What to produce.
Go through the records and show each line where the word "content" occurs.

The input.

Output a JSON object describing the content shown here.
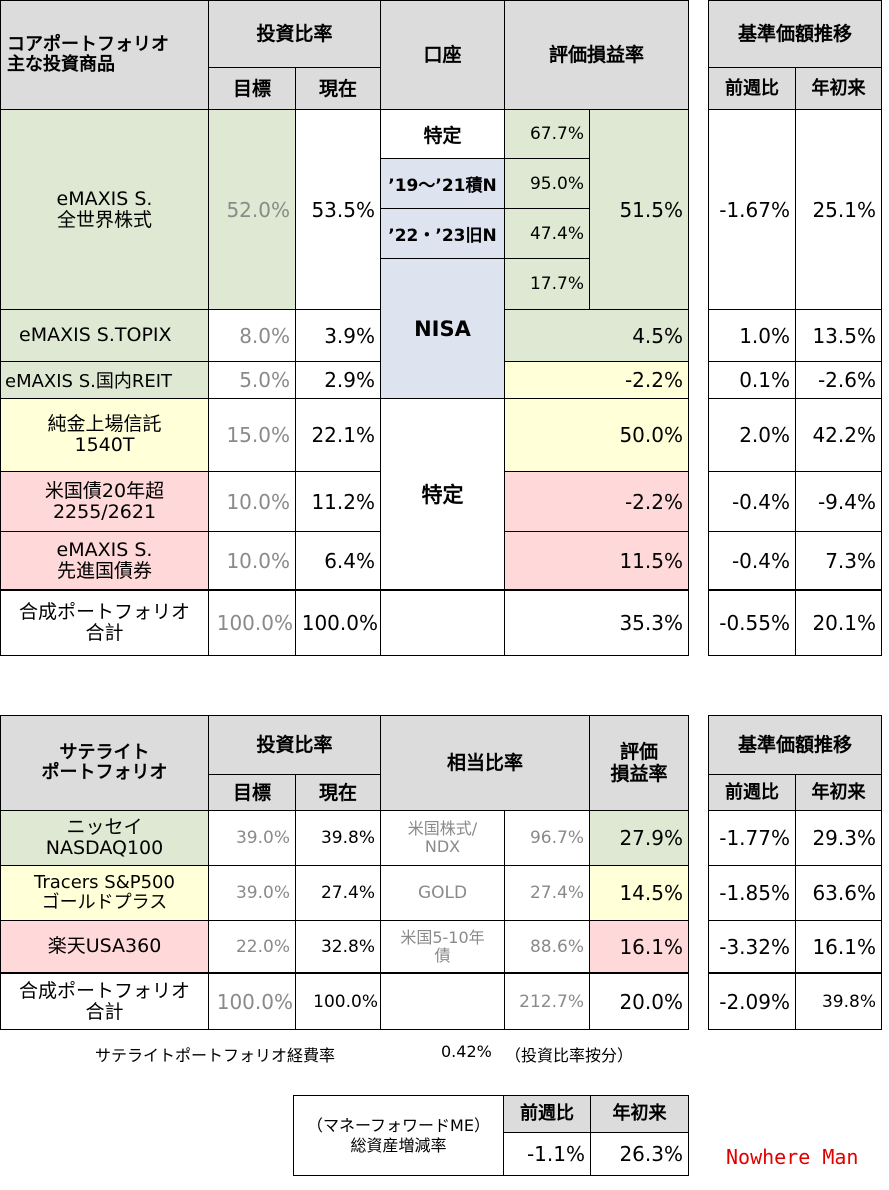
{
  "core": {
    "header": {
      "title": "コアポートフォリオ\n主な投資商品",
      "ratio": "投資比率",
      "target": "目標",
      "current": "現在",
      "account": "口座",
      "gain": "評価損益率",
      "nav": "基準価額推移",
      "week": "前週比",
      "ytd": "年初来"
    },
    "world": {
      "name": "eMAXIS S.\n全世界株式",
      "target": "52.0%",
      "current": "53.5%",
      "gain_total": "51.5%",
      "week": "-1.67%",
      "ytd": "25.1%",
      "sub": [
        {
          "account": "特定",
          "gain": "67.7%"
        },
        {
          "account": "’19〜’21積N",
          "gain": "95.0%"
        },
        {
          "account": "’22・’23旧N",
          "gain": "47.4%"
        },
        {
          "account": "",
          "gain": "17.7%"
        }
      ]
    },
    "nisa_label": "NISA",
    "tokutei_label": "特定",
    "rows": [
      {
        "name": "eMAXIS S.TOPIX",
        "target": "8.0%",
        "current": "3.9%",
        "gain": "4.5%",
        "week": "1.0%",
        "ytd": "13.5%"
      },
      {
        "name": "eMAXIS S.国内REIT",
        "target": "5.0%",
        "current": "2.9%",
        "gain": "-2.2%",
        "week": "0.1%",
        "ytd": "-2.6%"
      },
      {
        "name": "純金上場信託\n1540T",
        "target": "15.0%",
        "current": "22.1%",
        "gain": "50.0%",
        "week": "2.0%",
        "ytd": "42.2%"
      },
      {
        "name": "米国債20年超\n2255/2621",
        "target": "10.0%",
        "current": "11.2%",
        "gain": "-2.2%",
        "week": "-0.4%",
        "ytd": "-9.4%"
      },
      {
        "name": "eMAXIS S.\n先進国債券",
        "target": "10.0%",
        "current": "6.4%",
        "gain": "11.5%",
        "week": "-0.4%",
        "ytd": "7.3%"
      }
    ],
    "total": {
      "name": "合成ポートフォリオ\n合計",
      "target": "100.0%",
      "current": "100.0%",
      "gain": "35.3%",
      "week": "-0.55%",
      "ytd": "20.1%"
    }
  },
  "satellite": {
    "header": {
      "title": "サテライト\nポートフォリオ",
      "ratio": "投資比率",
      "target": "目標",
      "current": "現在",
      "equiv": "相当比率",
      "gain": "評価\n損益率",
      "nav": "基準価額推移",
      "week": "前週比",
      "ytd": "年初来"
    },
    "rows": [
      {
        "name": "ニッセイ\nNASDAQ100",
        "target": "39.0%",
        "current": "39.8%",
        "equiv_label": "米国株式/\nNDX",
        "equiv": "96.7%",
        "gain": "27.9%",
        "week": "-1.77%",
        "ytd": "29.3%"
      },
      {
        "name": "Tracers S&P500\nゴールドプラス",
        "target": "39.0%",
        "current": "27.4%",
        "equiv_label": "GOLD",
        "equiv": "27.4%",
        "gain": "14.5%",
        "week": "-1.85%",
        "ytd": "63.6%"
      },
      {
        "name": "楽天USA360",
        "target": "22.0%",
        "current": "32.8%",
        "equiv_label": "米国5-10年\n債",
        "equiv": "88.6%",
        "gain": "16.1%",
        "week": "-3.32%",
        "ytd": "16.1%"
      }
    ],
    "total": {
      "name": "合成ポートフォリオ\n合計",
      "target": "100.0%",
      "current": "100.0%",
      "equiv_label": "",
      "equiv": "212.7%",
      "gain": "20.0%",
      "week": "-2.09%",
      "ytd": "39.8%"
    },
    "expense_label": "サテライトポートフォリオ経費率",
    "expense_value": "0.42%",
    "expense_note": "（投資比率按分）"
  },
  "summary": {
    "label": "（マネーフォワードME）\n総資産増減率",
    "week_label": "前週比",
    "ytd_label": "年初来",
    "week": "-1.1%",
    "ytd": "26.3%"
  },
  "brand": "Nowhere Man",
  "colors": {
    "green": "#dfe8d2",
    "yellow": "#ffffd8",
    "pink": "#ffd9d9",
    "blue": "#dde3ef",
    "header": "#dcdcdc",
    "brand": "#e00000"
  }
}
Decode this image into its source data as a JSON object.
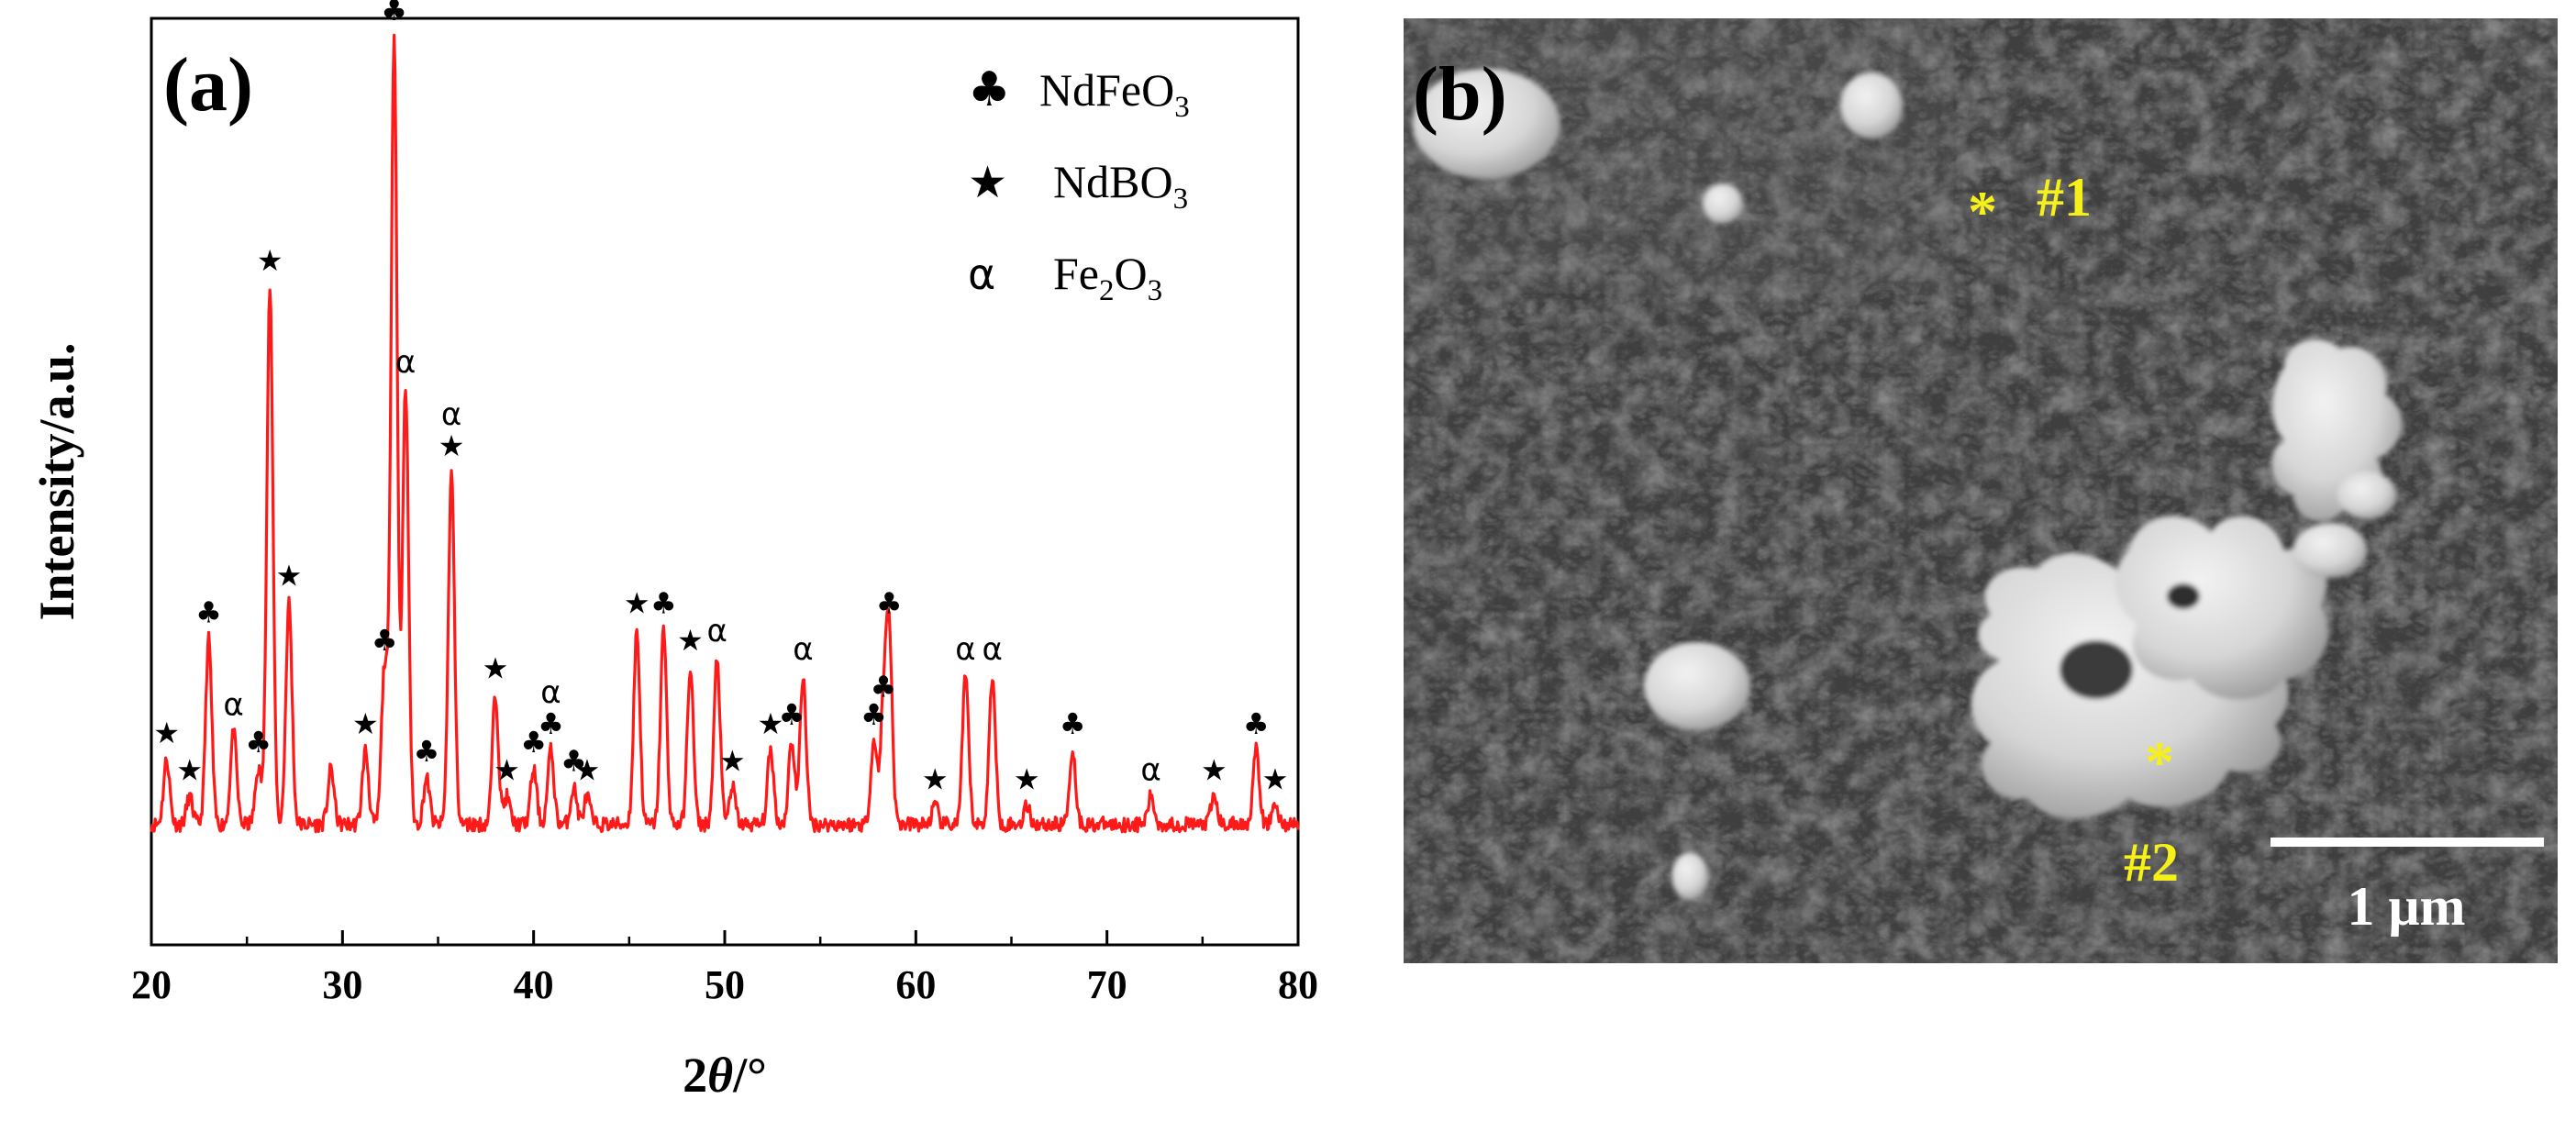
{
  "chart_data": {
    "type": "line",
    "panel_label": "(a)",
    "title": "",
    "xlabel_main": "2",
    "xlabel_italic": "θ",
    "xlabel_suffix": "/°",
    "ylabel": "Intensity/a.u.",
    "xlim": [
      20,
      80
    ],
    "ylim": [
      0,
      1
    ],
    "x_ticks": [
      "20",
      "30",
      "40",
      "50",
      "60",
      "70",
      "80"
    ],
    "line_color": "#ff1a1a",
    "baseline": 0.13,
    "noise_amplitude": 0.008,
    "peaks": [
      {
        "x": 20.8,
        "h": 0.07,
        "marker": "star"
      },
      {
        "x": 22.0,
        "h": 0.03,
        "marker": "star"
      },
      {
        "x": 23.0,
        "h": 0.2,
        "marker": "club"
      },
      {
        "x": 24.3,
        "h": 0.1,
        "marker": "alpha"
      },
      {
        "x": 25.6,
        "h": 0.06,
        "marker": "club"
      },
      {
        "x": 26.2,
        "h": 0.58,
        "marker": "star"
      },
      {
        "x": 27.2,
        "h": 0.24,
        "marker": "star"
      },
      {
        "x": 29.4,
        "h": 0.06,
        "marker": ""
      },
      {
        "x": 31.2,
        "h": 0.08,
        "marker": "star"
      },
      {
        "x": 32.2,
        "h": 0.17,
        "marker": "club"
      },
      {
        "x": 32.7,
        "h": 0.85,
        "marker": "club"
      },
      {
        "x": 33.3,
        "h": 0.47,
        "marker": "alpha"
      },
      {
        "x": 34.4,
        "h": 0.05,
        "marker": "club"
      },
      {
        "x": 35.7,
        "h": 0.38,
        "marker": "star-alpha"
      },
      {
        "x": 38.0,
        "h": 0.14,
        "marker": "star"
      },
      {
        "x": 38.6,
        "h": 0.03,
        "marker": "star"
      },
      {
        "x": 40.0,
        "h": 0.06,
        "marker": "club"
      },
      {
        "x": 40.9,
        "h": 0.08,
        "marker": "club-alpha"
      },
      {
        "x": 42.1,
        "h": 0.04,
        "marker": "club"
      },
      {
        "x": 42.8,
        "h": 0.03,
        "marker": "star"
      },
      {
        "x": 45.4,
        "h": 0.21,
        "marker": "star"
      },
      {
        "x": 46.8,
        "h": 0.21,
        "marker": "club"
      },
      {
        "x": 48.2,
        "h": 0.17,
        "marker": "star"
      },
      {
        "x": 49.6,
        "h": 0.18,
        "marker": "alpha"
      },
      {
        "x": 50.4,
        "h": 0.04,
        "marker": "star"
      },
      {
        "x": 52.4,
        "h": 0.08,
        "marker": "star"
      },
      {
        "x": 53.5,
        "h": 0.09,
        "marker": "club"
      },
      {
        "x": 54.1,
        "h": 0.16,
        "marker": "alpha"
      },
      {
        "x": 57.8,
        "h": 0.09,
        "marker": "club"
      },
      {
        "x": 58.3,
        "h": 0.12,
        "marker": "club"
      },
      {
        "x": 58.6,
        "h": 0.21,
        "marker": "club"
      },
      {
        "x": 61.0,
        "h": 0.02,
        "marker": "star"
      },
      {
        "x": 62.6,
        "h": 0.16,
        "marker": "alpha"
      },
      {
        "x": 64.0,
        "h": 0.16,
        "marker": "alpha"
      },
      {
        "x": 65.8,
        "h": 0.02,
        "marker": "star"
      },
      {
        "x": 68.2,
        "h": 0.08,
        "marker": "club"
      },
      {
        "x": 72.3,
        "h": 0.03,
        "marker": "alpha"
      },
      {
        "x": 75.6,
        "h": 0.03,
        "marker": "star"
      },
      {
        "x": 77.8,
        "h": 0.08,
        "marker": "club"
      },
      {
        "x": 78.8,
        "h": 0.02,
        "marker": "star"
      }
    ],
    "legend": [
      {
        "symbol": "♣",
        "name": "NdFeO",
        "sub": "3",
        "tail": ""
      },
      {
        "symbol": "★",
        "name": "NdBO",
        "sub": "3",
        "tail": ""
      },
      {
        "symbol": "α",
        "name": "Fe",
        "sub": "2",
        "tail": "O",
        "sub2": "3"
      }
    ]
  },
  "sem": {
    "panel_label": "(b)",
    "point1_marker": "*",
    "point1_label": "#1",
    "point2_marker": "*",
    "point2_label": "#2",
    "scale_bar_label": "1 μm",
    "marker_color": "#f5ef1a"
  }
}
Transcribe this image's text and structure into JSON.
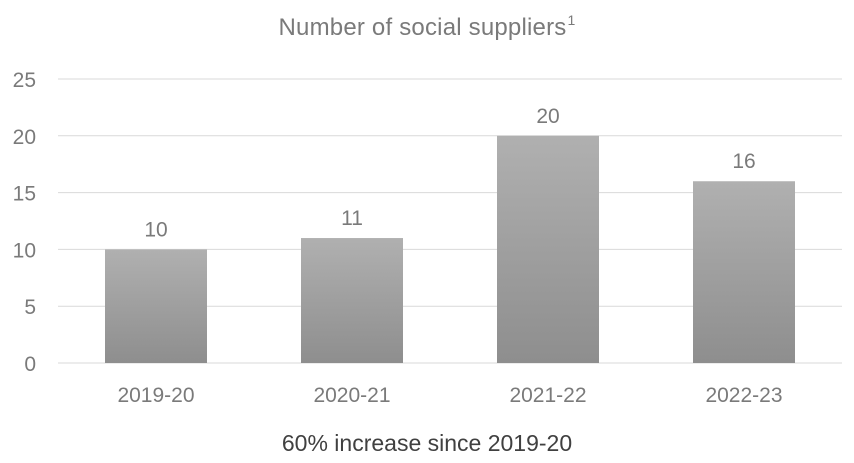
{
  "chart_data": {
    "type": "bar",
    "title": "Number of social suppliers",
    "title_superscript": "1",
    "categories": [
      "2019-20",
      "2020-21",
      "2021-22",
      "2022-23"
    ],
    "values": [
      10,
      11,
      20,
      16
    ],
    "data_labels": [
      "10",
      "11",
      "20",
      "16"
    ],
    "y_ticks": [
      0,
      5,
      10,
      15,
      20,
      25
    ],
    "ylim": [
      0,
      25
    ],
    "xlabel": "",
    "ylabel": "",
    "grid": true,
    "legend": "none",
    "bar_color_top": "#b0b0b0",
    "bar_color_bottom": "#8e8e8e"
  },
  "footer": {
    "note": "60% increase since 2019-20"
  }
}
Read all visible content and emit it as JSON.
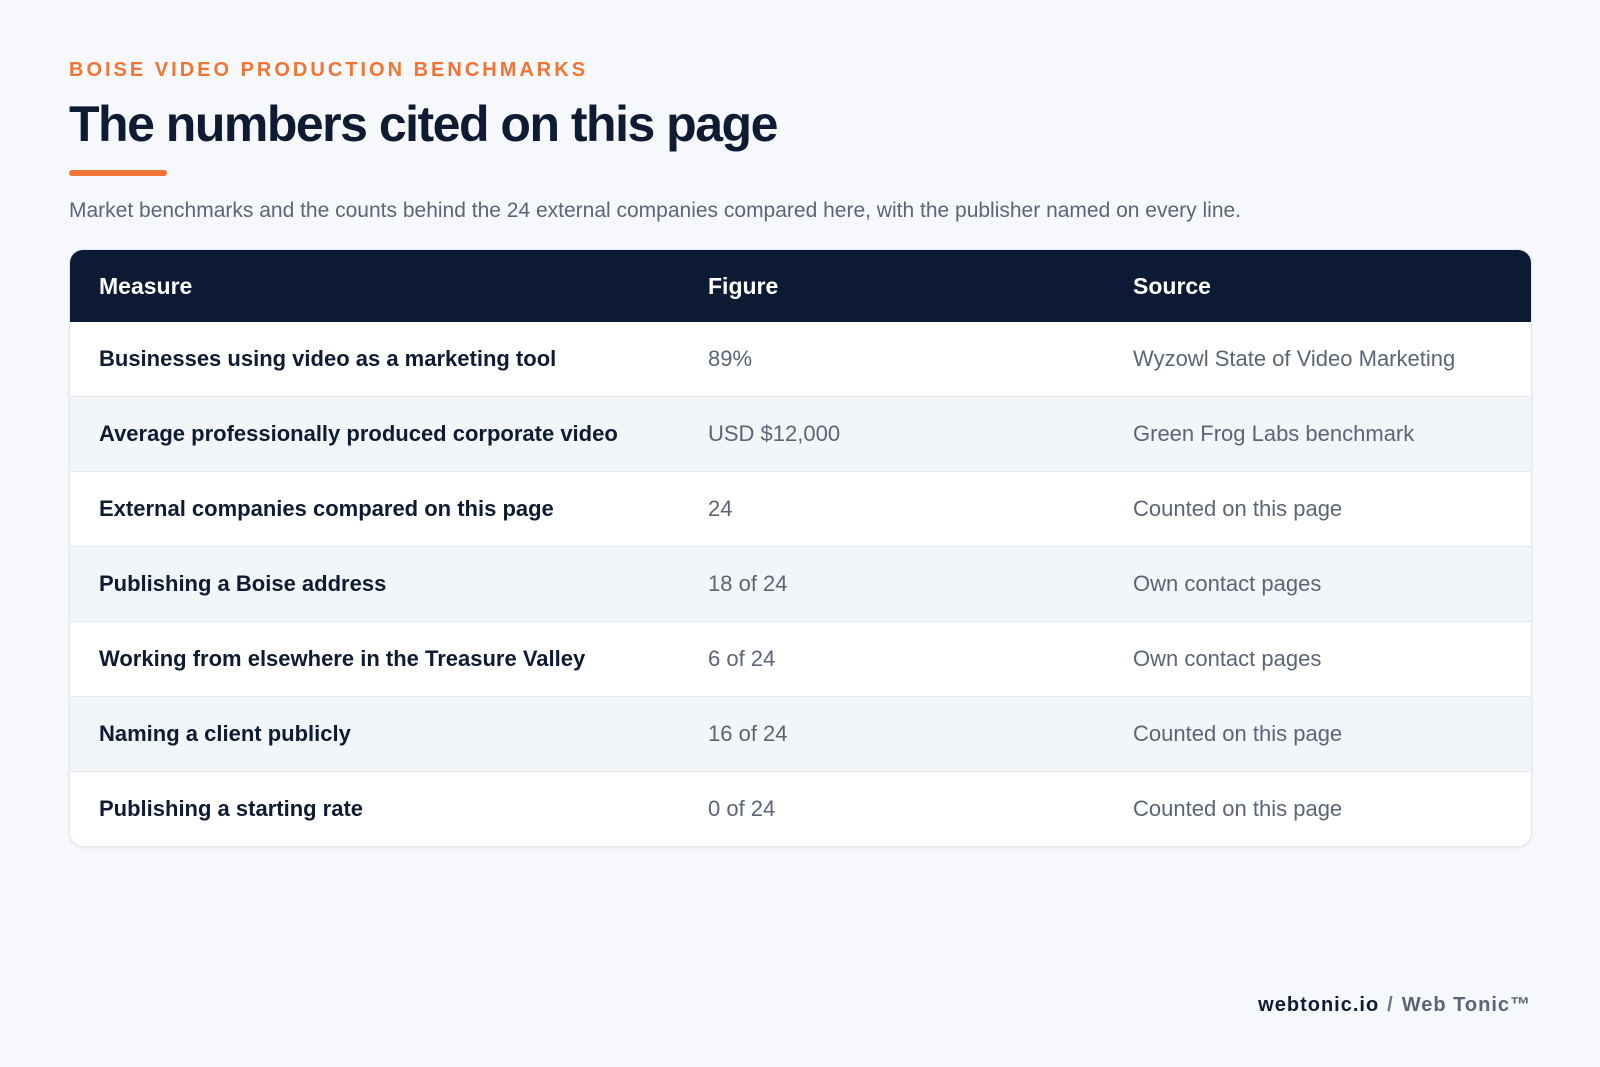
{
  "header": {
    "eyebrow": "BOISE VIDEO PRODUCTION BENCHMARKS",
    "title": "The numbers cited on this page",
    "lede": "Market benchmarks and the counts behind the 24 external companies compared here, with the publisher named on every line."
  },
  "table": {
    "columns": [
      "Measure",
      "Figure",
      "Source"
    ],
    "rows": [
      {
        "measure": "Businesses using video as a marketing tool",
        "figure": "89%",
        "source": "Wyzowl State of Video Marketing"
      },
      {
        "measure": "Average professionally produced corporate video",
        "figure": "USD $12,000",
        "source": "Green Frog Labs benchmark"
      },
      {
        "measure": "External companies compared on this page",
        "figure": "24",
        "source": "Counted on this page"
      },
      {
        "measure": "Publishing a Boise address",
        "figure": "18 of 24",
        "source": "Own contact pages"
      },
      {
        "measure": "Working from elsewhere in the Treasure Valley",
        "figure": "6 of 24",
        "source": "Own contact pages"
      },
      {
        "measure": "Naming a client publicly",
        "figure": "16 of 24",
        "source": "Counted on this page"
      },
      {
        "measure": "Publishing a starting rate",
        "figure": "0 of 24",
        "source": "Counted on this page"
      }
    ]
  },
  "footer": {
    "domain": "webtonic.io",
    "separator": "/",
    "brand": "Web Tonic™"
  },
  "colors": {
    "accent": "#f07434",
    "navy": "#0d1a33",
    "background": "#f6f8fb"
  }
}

Reply to the task.
Output a JSON object describing the content shown here.
Read all visible content and emit it as JSON.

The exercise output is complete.